### [What is required]
Will you write out the data exactly, excluding every picture?

[Dataset excerpt]

================================

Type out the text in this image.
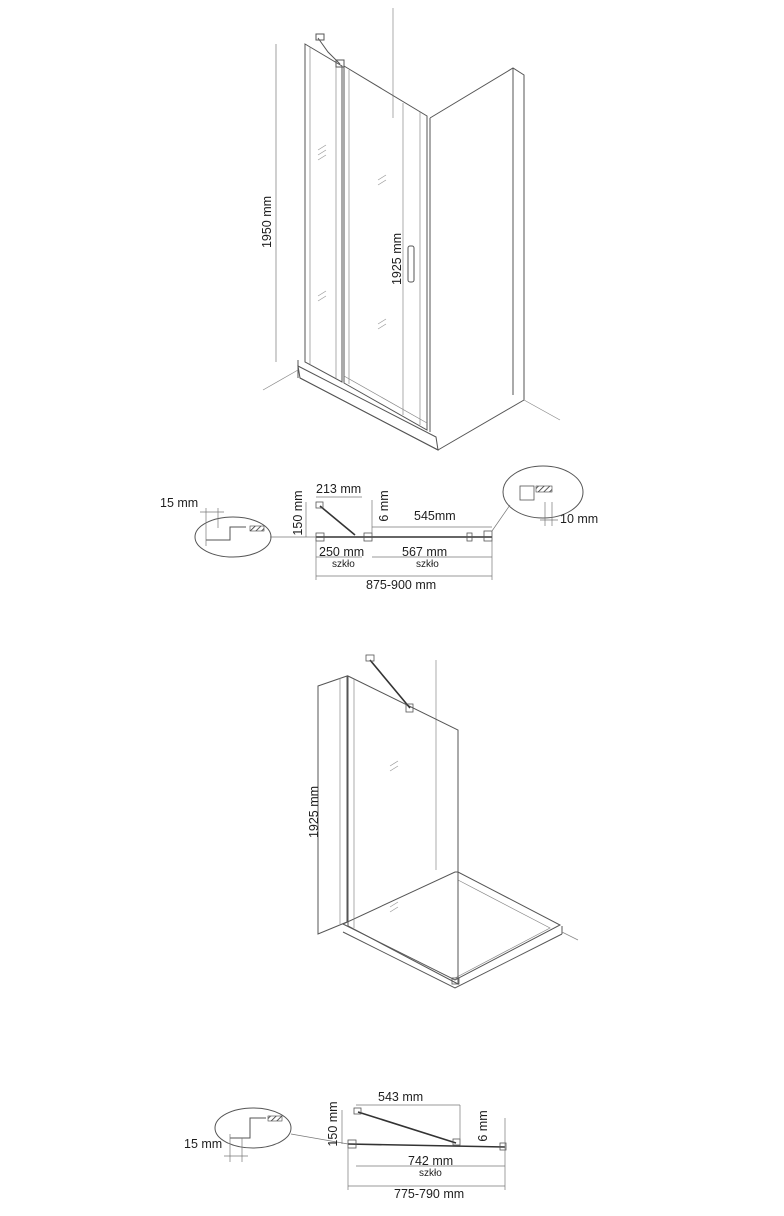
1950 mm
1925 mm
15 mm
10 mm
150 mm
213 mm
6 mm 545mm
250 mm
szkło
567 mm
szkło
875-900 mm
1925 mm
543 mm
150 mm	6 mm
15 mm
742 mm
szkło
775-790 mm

================================

### [Result]
Type out the text in this image.
1950 mm
1925 mm
15 mm
10 mm
150 mm
213 mm
6 mm 545mm
250 mm
szkło
567 mm
szkło
875-900 mm
1925 mm
543 mm
150 mm	6 mm
15 mm
742 mm
szkło
775-790 mm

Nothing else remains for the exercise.